[Extracted records]
┄┄┄┄┄┄┄┄┄┄┄┄┄┄┄┄┄┄┄┄

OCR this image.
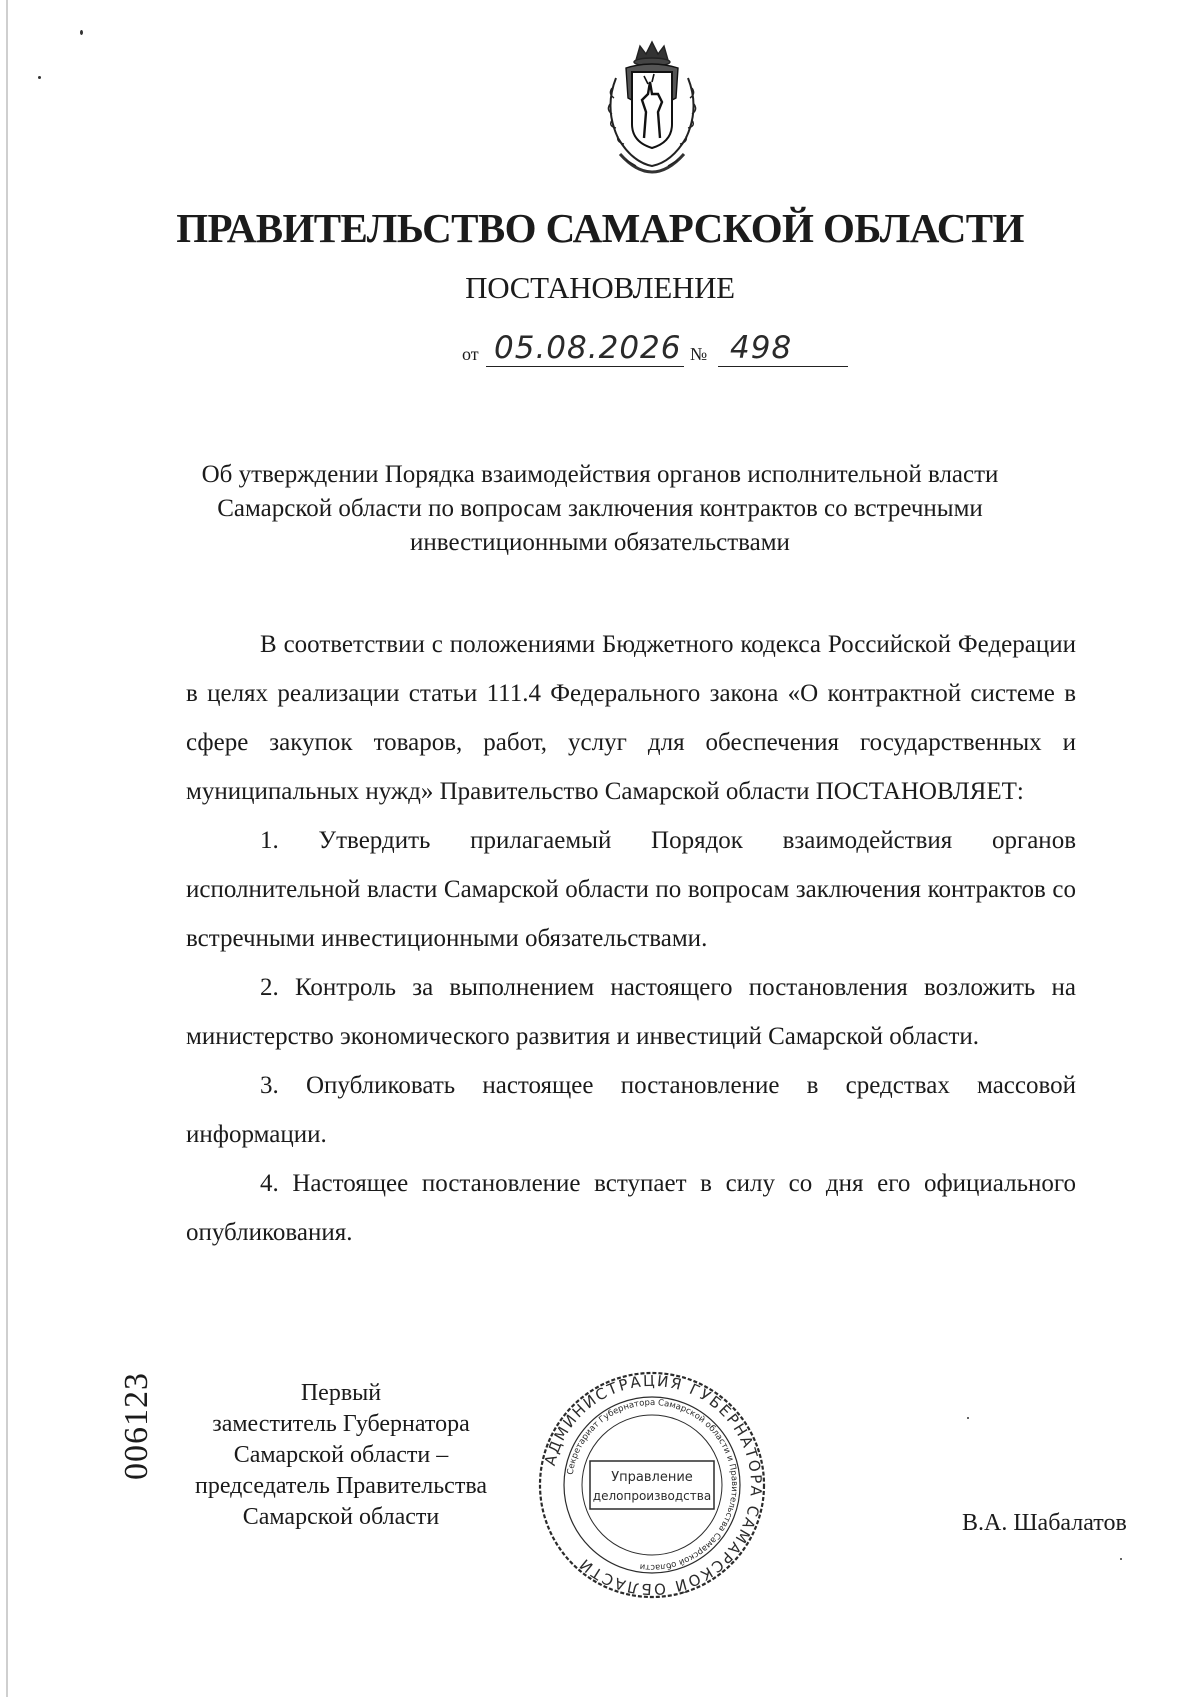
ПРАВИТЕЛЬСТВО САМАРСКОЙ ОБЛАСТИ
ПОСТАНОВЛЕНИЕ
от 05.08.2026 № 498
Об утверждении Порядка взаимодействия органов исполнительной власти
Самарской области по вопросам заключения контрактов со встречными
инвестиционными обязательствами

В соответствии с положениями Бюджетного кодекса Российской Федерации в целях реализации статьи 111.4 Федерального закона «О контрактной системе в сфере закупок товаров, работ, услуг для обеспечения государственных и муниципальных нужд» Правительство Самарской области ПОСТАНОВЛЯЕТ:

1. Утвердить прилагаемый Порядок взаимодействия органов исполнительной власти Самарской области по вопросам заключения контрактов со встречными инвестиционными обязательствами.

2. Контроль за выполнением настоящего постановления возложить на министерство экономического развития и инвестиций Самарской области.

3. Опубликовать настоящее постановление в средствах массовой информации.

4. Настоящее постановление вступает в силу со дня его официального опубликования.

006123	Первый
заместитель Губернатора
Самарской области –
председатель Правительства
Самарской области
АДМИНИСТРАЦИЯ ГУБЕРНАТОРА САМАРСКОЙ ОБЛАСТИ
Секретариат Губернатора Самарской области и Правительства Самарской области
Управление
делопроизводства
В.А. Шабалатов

┄┄┄┄┄┄┄┄┄┄┄┄┄┄┄┄┄┄┄┄

Without the pictures, repeat the listing above exactly.

OCR this image.
ПРАВИТЕЛЬСТВО САМАРСКОЙ ОБЛАСТИ
ПОСТАНОВЛЕНИЕ
от 05.08.2026 № 498
Об утверждении Порядка взаимодействия органов исполнительной власти
Самарской области по вопросам заключения контрактов со встречными
инвестиционными обязательствами

В соответствии с положениями Бюджетного кодекса Российской Федерации в целях реализации статьи 111.4 Федерального закона «О контрактной системе в сфере закупок товаров, работ, услуг для обеспечения государственных и муниципальных нужд» Правительство Самарской области ПОСТАНОВЛЯЕТ:

1. Утвердить прилагаемый Порядок взаимодействия органов исполнительной власти Самарской области по вопросам заключения контрактов со встречными инвестиционными обязательствами.

2. Контроль за выполнением настоящего постановления возложить на министерство экономического развития и инвестиций Самарской области.

3. Опубликовать настоящее постановление в средствах массовой информации.

4. Настоящее постановление вступает в силу со дня его официального опубликования.

006123	Первый
заместитель Губернатора
Самарской области –
председатель Правительства
Самарской области
АДМИНИСТРАЦИЯ ГУБЕРНАТОРА САМАРСКОЙ ОБЛАСТИ
Секретариат Губернатора Самарской области и Правительства Самарской области
Управление
делопроизводства
В.А. Шабалатов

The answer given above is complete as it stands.